--- START Material to process ---

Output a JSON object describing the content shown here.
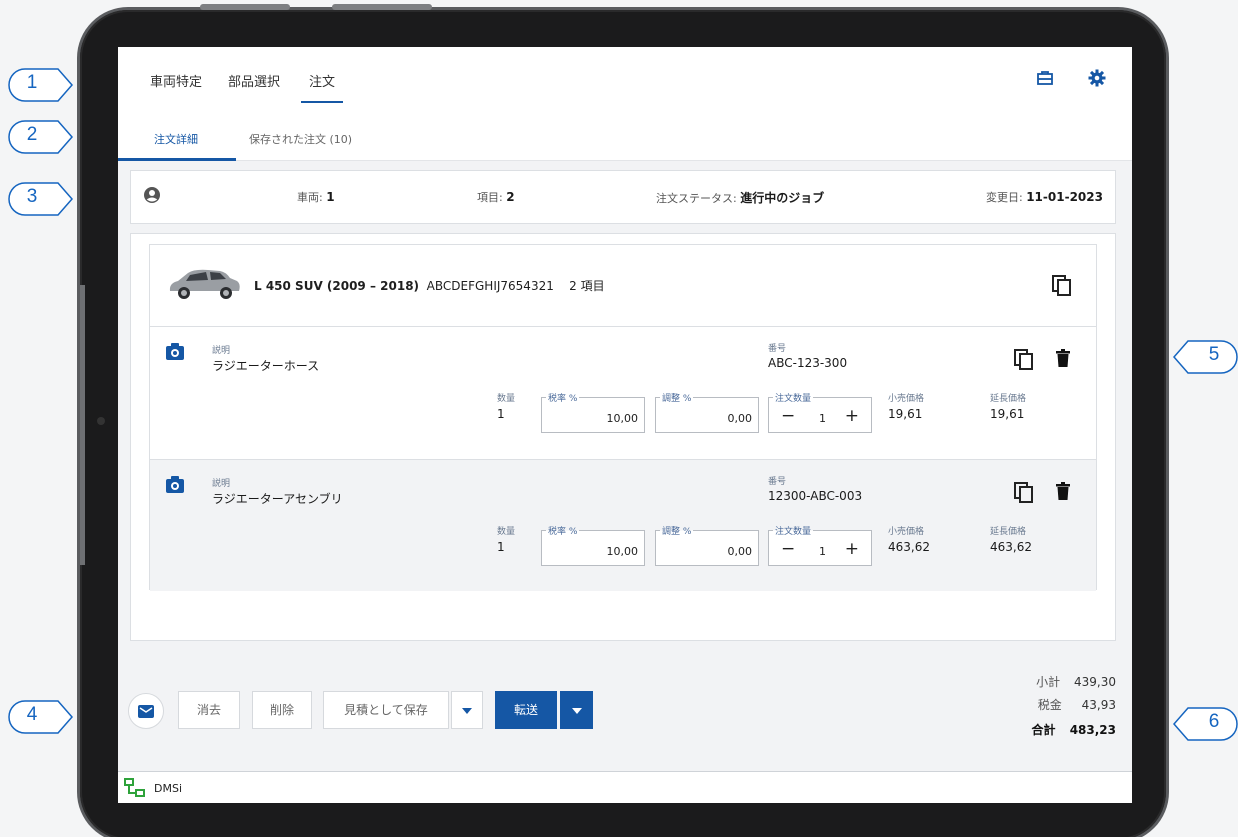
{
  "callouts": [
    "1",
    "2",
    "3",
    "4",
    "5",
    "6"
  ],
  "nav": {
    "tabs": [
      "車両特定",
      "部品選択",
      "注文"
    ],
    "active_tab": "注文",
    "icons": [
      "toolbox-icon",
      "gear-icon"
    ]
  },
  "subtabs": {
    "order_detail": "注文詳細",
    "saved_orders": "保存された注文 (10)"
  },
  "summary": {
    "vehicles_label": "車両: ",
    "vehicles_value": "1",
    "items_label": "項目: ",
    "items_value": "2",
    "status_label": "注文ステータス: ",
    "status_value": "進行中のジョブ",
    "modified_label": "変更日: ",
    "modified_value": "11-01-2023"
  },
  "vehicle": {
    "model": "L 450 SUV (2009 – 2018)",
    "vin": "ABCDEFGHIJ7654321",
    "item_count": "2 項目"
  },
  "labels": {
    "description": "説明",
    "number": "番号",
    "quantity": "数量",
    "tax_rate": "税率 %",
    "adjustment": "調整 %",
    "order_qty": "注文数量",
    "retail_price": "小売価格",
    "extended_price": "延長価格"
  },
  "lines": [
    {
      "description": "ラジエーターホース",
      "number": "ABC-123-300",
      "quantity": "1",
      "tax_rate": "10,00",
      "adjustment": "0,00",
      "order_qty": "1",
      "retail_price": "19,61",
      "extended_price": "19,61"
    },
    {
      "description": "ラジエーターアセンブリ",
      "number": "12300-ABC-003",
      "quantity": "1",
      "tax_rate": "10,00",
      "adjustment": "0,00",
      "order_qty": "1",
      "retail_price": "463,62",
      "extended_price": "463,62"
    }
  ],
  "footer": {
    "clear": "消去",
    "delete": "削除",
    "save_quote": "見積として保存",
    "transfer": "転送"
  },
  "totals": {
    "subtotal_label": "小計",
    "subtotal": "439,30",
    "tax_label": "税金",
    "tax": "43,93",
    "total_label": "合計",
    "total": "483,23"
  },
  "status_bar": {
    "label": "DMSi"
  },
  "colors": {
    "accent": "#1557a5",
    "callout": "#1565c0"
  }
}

--- END Material to process ---

### Challenge
All the lines above are to be given again exactly as they read, with the pictures removed.

### Solution
Output a JSON object describing the content shown here.
{
  "callouts": [
    "1",
    "2",
    "3",
    "4",
    "5",
    "6"
  ],
  "nav": {
    "tabs": [
      "車両特定",
      "部品選択",
      "注文"
    ],
    "active_tab": "注文",
    "icons": [
      "toolbox-icon",
      "gear-icon"
    ]
  },
  "subtabs": {
    "order_detail": "注文詳細",
    "saved_orders": "保存された注文 (10)"
  },
  "summary": {
    "vehicles_label": "車両: ",
    "vehicles_value": "1",
    "items_label": "項目: ",
    "items_value": "2",
    "status_label": "注文ステータス: ",
    "status_value": "進行中のジョブ",
    "modified_label": "変更日: ",
    "modified_value": "11-01-2023"
  },
  "vehicle": {
    "model": "L 450 SUV (2009 – 2018)",
    "vin": "ABCDEFGHIJ7654321",
    "item_count": "2 項目"
  },
  "labels": {
    "description": "説明",
    "number": "番号",
    "quantity": "数量",
    "tax_rate": "税率 %",
    "adjustment": "調整 %",
    "order_qty": "注文数量",
    "retail_price": "小売価格",
    "extended_price": "延長価格"
  },
  "lines": [
    {
      "description": "ラジエーターホース",
      "number": "ABC-123-300",
      "quantity": "1",
      "tax_rate": "10,00",
      "adjustment": "0,00",
      "order_qty": "1",
      "retail_price": "19,61",
      "extended_price": "19,61"
    },
    {
      "description": "ラジエーターアセンブリ",
      "number": "12300-ABC-003",
      "quantity": "1",
      "tax_rate": "10,00",
      "adjustment": "0,00",
      "order_qty": "1",
      "retail_price": "463,62",
      "extended_price": "463,62"
    }
  ],
  "footer": {
    "clear": "消去",
    "delete": "削除",
    "save_quote": "見積として保存",
    "transfer": "転送"
  },
  "totals": {
    "subtotal_label": "小計",
    "subtotal": "439,30",
    "tax_label": "税金",
    "tax": "43,93",
    "total_label": "合計",
    "total": "483,23"
  },
  "status_bar": {
    "label": "DMSi"
  },
  "colors": {
    "accent": "#1557a5",
    "callout": "#1565c0"
  }
}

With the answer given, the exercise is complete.